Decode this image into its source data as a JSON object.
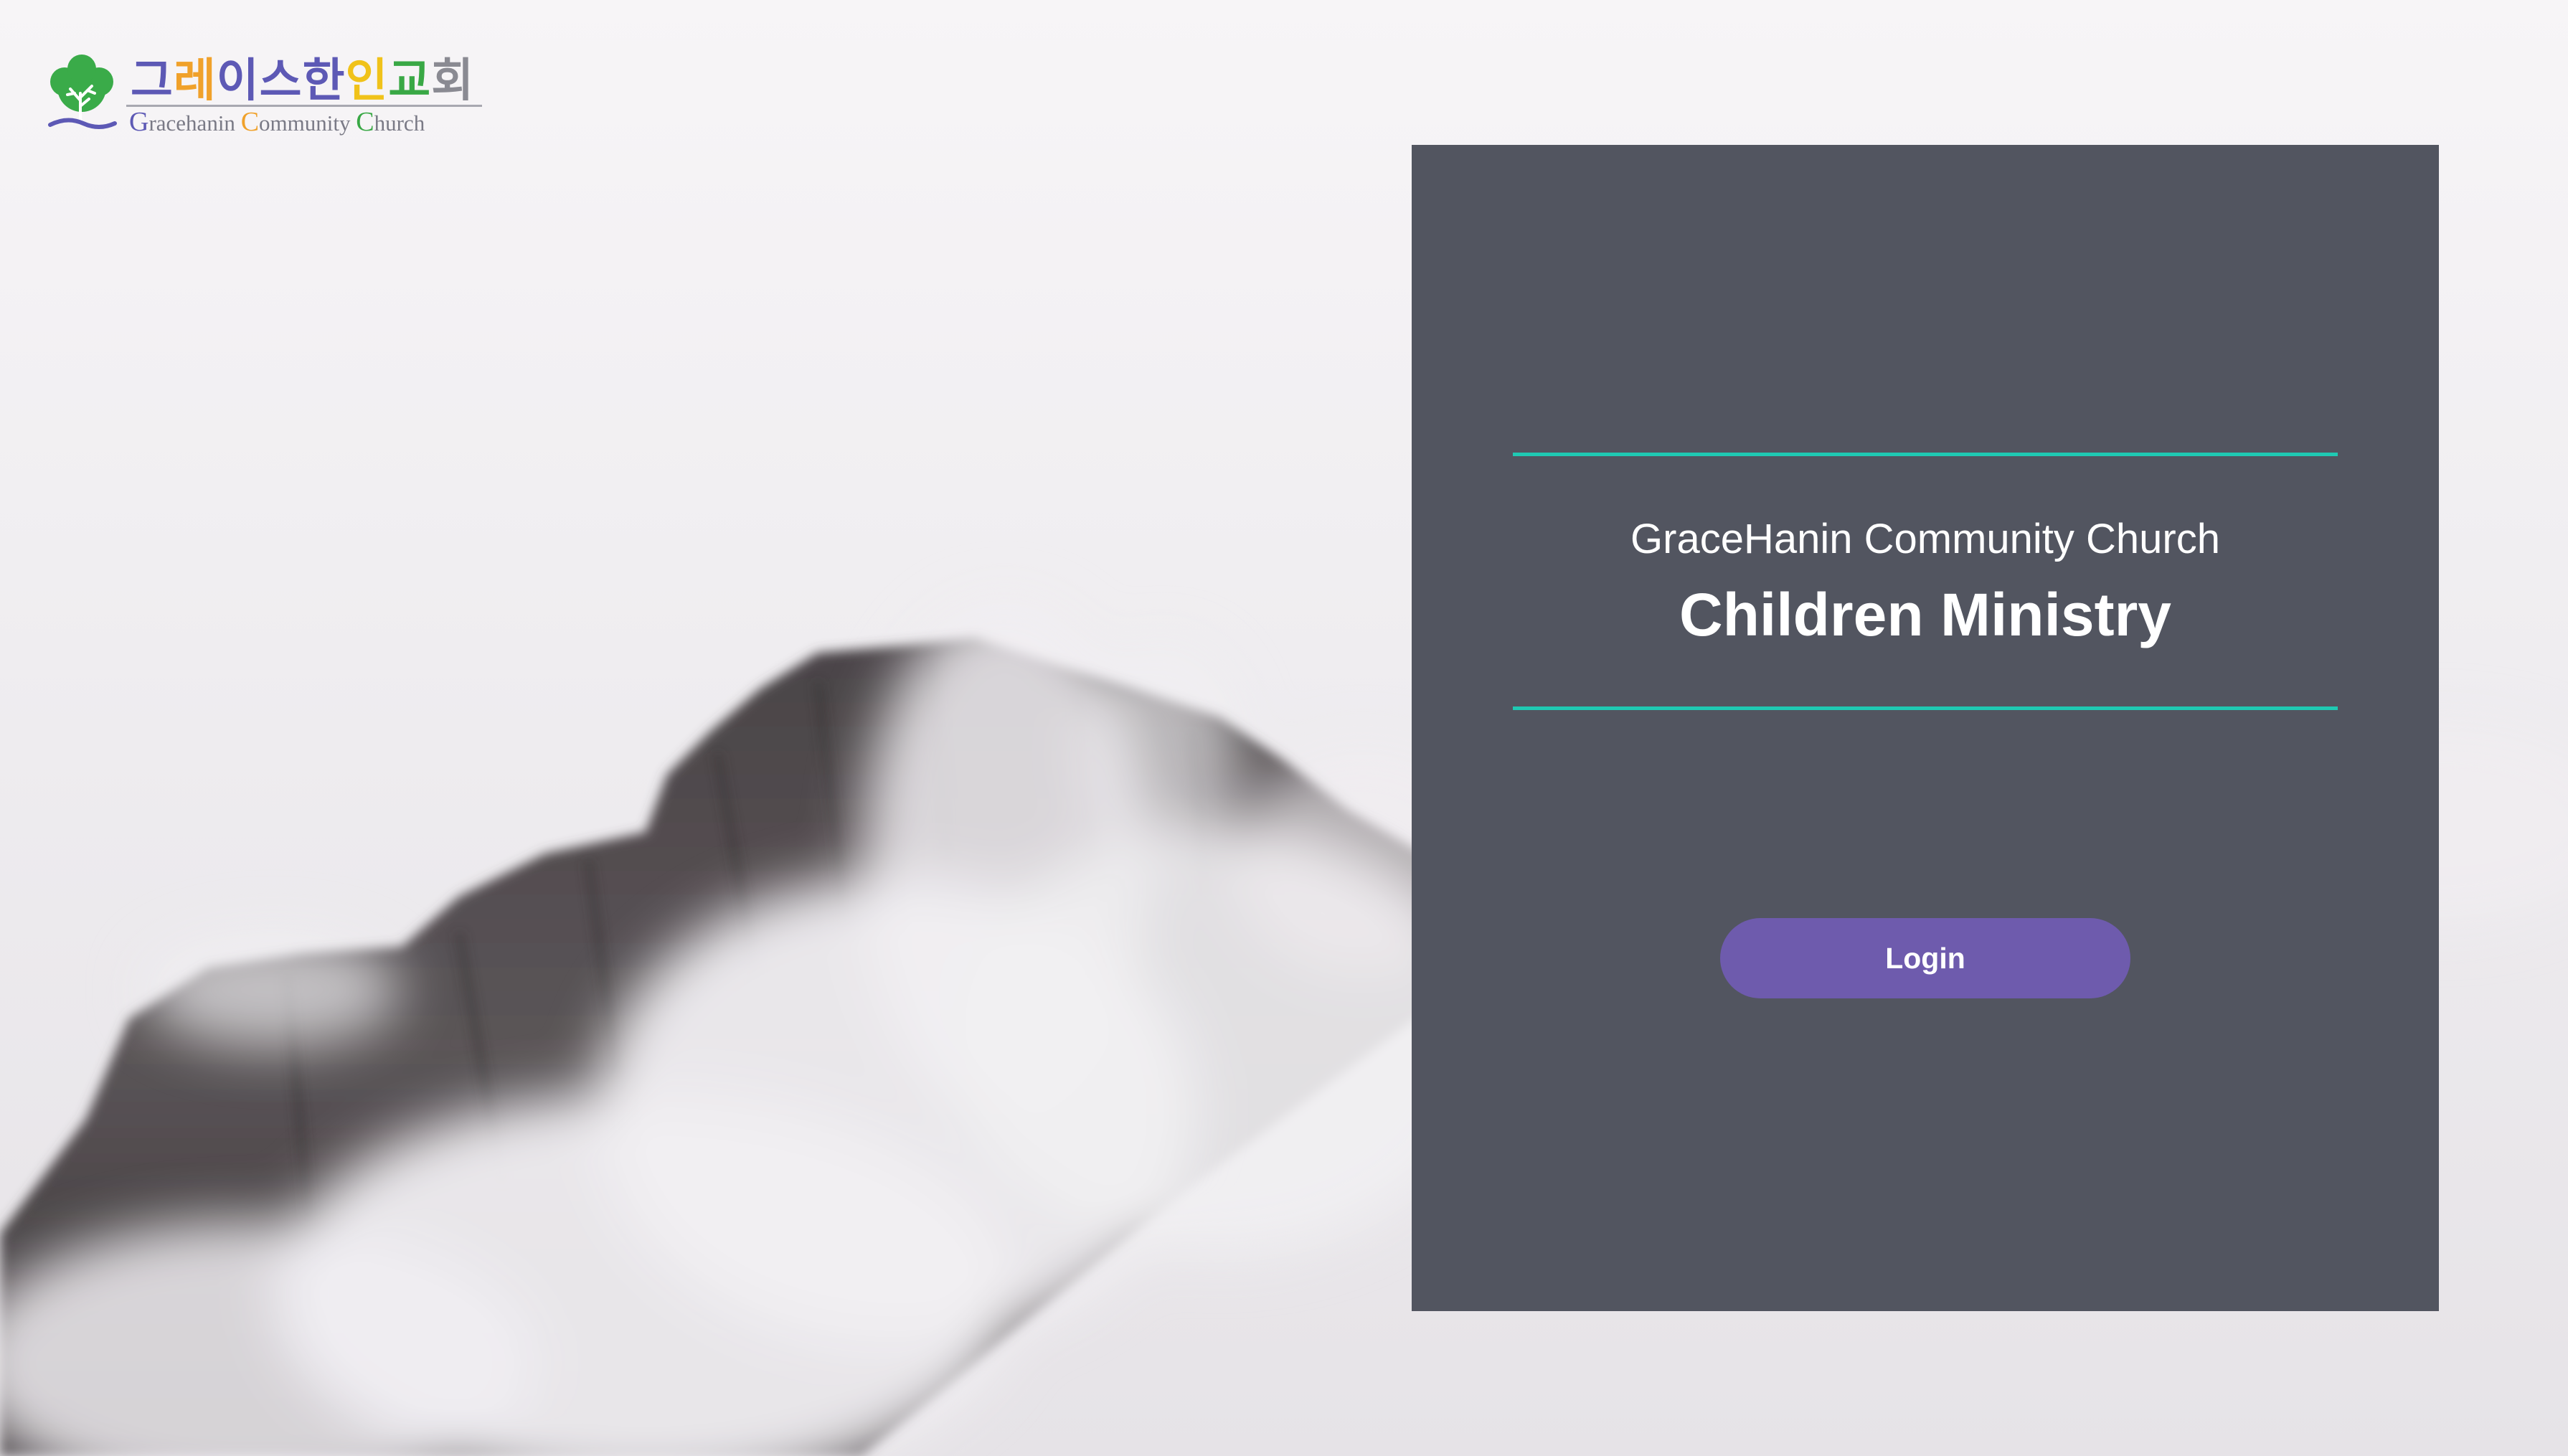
{
  "logo": {
    "korean_chars": [
      {
        "text": "그",
        "color": "#5d59b5"
      },
      {
        "text": "레",
        "color": "#f0a12a"
      },
      {
        "text": "이",
        "color": "#5d59b5"
      },
      {
        "text": "스",
        "color": "#5d59b5"
      },
      {
        "text": "한",
        "color": "#5d59b5"
      },
      {
        "text": "인",
        "color": "#f0c21a"
      },
      {
        "text": "교",
        "color": "#39a845"
      },
      {
        "text": "회",
        "color": "#8a8a92"
      }
    ],
    "english_parts": [
      {
        "text": "G",
        "color": "#5d59b5",
        "big": true
      },
      {
        "text": "racehanin ",
        "color": "#7a7a86",
        "big": false
      },
      {
        "text": "C",
        "color": "#f0a12a",
        "big": true
      },
      {
        "text": "ommunity ",
        "color": "#7a7a86",
        "big": false
      },
      {
        "text": "C",
        "color": "#39a845",
        "big": true
      },
      {
        "text": "hurch",
        "color": "#7a7a86",
        "big": false
      }
    ],
    "mark_color": "#3aab49",
    "icon": "tree-logo-icon"
  },
  "panel": {
    "church_name": "GraceHanin Community Church",
    "ministry_title": "Children Ministry",
    "login_label": "Login",
    "accent_color": "#1fc9b3",
    "button_color": "#6e5bad",
    "panel_color": "#525560"
  }
}
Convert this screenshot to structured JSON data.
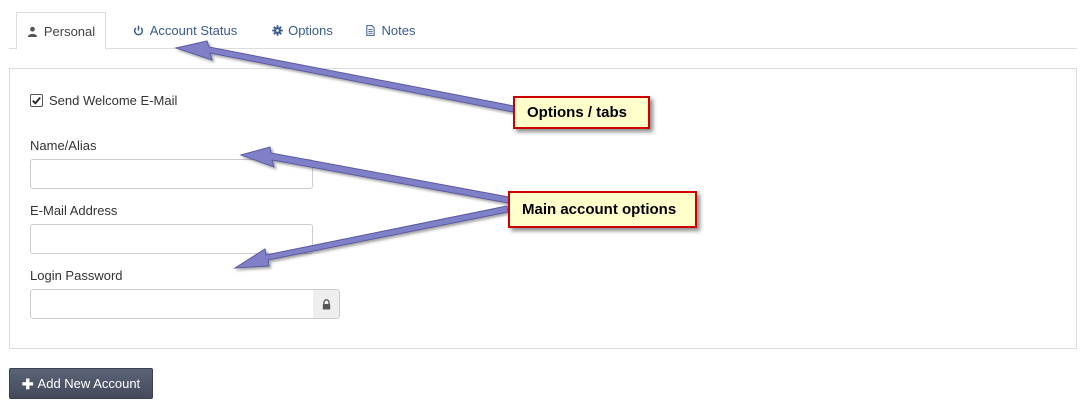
{
  "tabs": [
    {
      "label": "Personal",
      "icon": "user-icon",
      "active": true
    },
    {
      "label": "Account Status",
      "icon": "power-icon",
      "active": false
    },
    {
      "label": "Options",
      "icon": "gear-icon",
      "active": false
    },
    {
      "label": "Notes",
      "icon": "document-icon",
      "active": false
    }
  ],
  "form": {
    "welcome_checkbox": {
      "label": "Send Welcome E-Mail",
      "checked": true
    },
    "name_alias": {
      "label": "Name/Alias",
      "value": ""
    },
    "email": {
      "label": "E-Mail Address",
      "value": ""
    },
    "password": {
      "label": "Login Password",
      "value": "",
      "addon_icon": "lock-icon"
    }
  },
  "add_button": {
    "label": "Add New Account",
    "icon": "plus-icon"
  },
  "annotations": {
    "tabs_callout": "Options / tabs",
    "main_callout": "Main account options"
  },
  "colors": {
    "callout_fill": "#ffffcc",
    "callout_border": "#cc0000",
    "arrow": "#8080c8",
    "button": "#4b5264",
    "tab_link": "#3a5a8c"
  }
}
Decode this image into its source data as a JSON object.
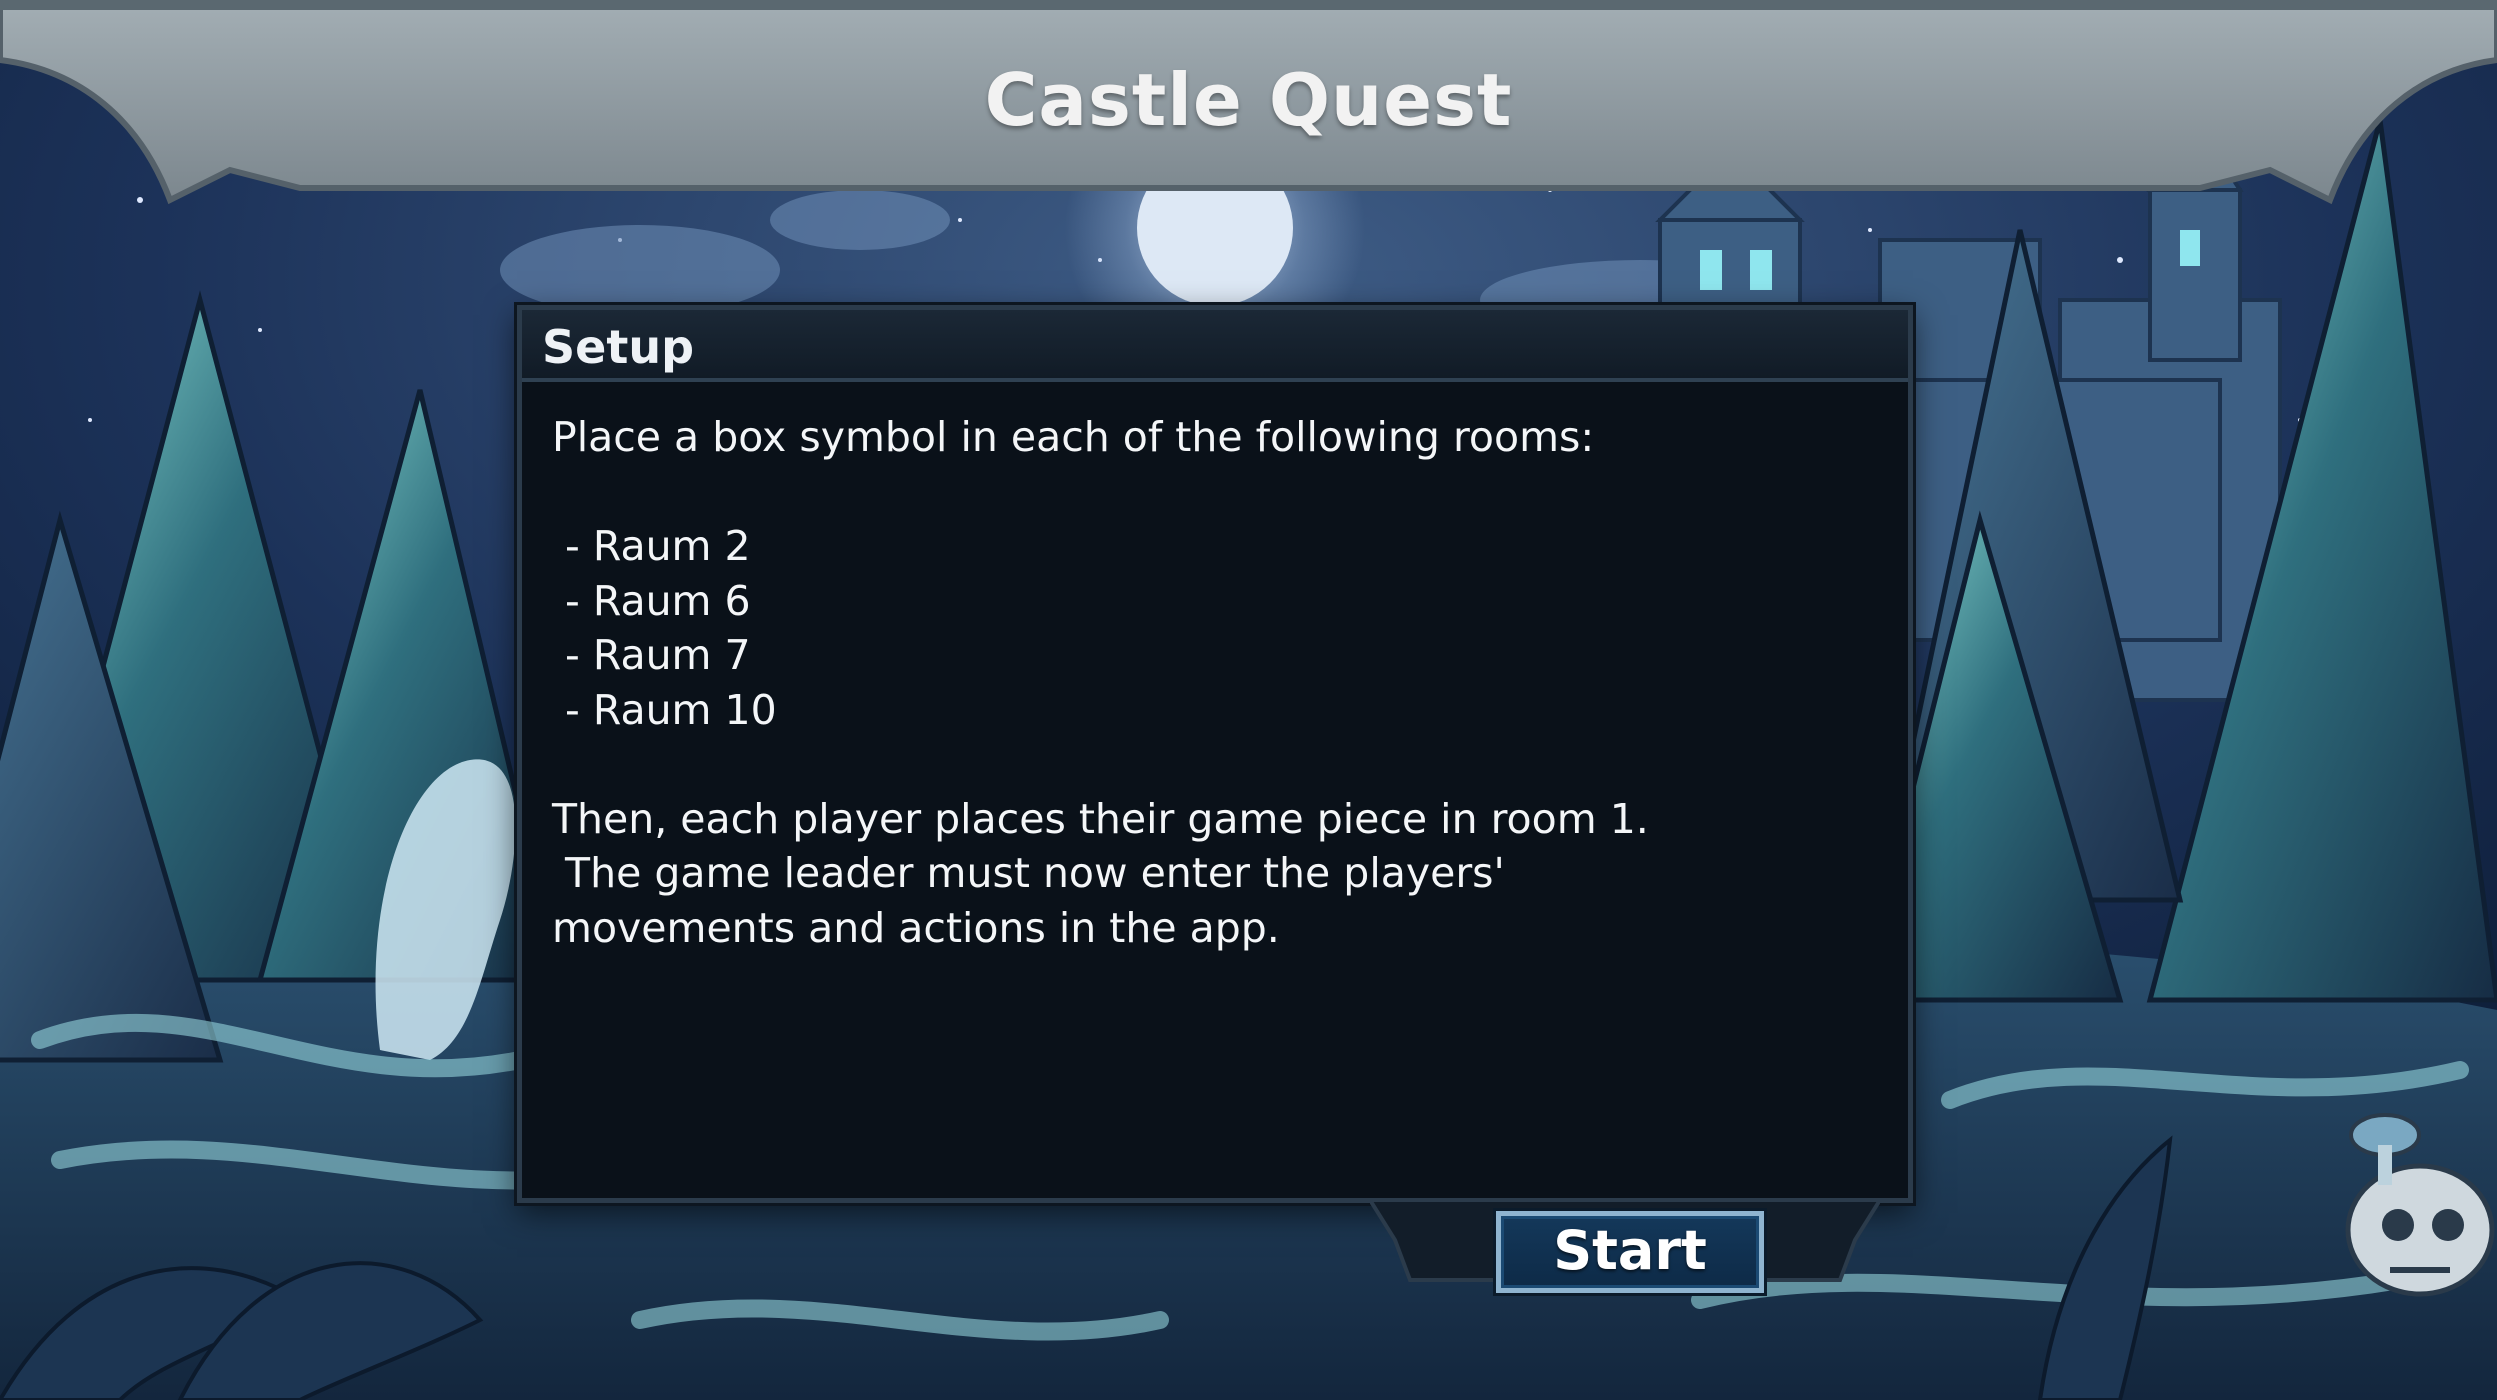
{
  "game": {
    "title": "Castle Quest"
  },
  "setup_panel": {
    "title": "Setup",
    "lines": [
      "Place a box symbol in each of the following rooms:",
      "",
      " - Raum 2",
      " - Raum 6",
      " - Raum 7",
      " - Raum 10",
      "",
      "Then, each player places their game piece in room 1.",
      " The game leader must now enter the players'",
      "movements and actions in the app."
    ]
  },
  "buttons": {
    "start_label": "Start"
  },
  "colors": {
    "banner": "#8e999f",
    "panel_background": "#0a1119",
    "button_background": "#0d2a47",
    "button_border": "#8fb4d0",
    "text": "#f4f6f8"
  }
}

PROBLEM REQUIREMENTS — The pictures should not appear in the copy; every other part of the records above must be returned exactly.

COMPLETE OUTPUT —
Decode this image into its source data as a JSON object.
{
  "logo": {
    "korean_chars": [
      {
        "text": "그",
        "color": "#5d59b5"
      },
      {
        "text": "레",
        "color": "#f0a12a"
      },
      {
        "text": "이",
        "color": "#5d59b5"
      },
      {
        "text": "스",
        "color": "#5d59b5"
      },
      {
        "text": "한",
        "color": "#5d59b5"
      },
      {
        "text": "인",
        "color": "#f0c21a"
      },
      {
        "text": "교",
        "color": "#39a845"
      },
      {
        "text": "회",
        "color": "#8a8a92"
      }
    ],
    "english_parts": [
      {
        "text": "G",
        "color": "#5d59b5",
        "big": true
      },
      {
        "text": "racehanin ",
        "color": "#7a7a86",
        "big": false
      },
      {
        "text": "C",
        "color": "#f0a12a",
        "big": true
      },
      {
        "text": "ommunity ",
        "color": "#7a7a86",
        "big": false
      },
      {
        "text": "C",
        "color": "#39a845",
        "big": true
      },
      {
        "text": "hurch",
        "color": "#7a7a86",
        "big": false
      }
    ],
    "mark_color": "#3aab49",
    "icon": "tree-logo-icon"
  },
  "panel": {
    "church_name": "GraceHanin Community Church",
    "ministry_title": "Children Ministry",
    "login_label": "Login",
    "accent_color": "#1fc9b3",
    "button_color": "#6e5bad",
    "panel_color": "#525560"
  }
}
Convert this screenshot to structured JSON data.
{
  "tabs": [
    {
      "label": "Personal",
      "icon": "user-icon",
      "active": true
    },
    {
      "label": "Account Status",
      "icon": "power-icon",
      "active": false
    },
    {
      "label": "Options",
      "icon": "gear-icon",
      "active": false
    },
    {
      "label": "Notes",
      "icon": "document-icon",
      "active": false
    }
  ],
  "form": {
    "welcome_checkbox": {
      "label": "Send Welcome E-Mail",
      "checked": true
    },
    "name_alias": {
      "label": "Name/Alias",
      "value": ""
    },
    "email": {
      "label": "E-Mail Address",
      "value": ""
    },
    "password": {
      "label": "Login Password",
      "value": "",
      "addon_icon": "lock-icon"
    }
  },
  "add_button": {
    "label": "Add New Account",
    "icon": "plus-icon"
  },
  "annotations": {
    "tabs_callout": "Options / tabs",
    "main_callout": "Main account options"
  },
  "colors": {
    "callout_fill": "#ffffcc",
    "callout_border": "#cc0000",
    "arrow": "#8080c8",
    "button": "#4b5264",
    "tab_link": "#3a5a8c"
  }
}
Decode this image into its source data as a JSON object.
{
  "game": {
    "title": "Castle Quest"
  },
  "setup_panel": {
    "title": "Setup",
    "lines": [
      "Place a box symbol in each of the following rooms:",
      "",
      " - Raum 2",
      " - Raum 6",
      " - Raum 7",
      " - Raum 10",
      "",
      "Then, each player places their game piece in room 1.",
      " The game leader must now enter the players'",
      "movements and actions in the app."
    ]
  },
  "buttons": {
    "start_label": "Start"
  },
  "colors": {
    "banner": "#8e999f",
    "panel_background": "#0a1119",
    "button_background": "#0d2a47",
    "button_border": "#8fb4d0",
    "text": "#f4f6f8"
  }
}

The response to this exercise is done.